(Dataset records)
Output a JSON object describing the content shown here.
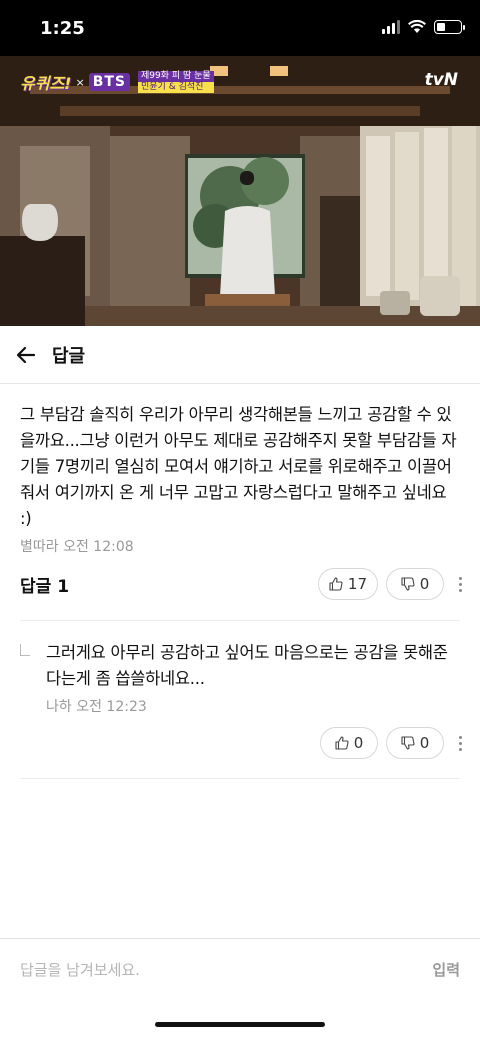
{
  "status_bar": {
    "time": "1:25"
  },
  "video": {
    "show_logo": "유퀴즈!",
    "collab_x": "×",
    "group_logo": "BTS",
    "episode_line1": "제99화 피 땀 눈물",
    "episode_line2": "민윤기 & 김석진",
    "channel": "tvN"
  },
  "header": {
    "title": "답글"
  },
  "comment": {
    "text": "그 부담감 솔직히 우리가 아무리 생각해본들 느끼고 공감할 수 있을까요...그냥 이런거 아무도 제대로 공감해주지 못할 부담감들 자기들 7명끼리 열심히 모여서 얘기하고 서로를 위로해주고 이끌어줘서 여기까지 온 게 너무 고맙고 자랑스럽다고 말해주고 싶네요 :)",
    "author": "별따라",
    "time": "오전 12:08",
    "reply_label": "답글 1",
    "likes": "17",
    "dislikes": "0"
  },
  "reply": {
    "text": "그러게요 아무리 공감하고 싶어도 마음으로는 공감을 못해준다는게 좀 씁쓸하네요...",
    "author": "나하",
    "time": "오전 12:23",
    "likes": "0",
    "dislikes": "0"
  },
  "input": {
    "placeholder": "답글을 남겨보세요.",
    "submit_label": "입력"
  }
}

▸ **Exercise objective**:
Say how many lines contain "text", and give nothing but that number.

▸ **Complete output**:
2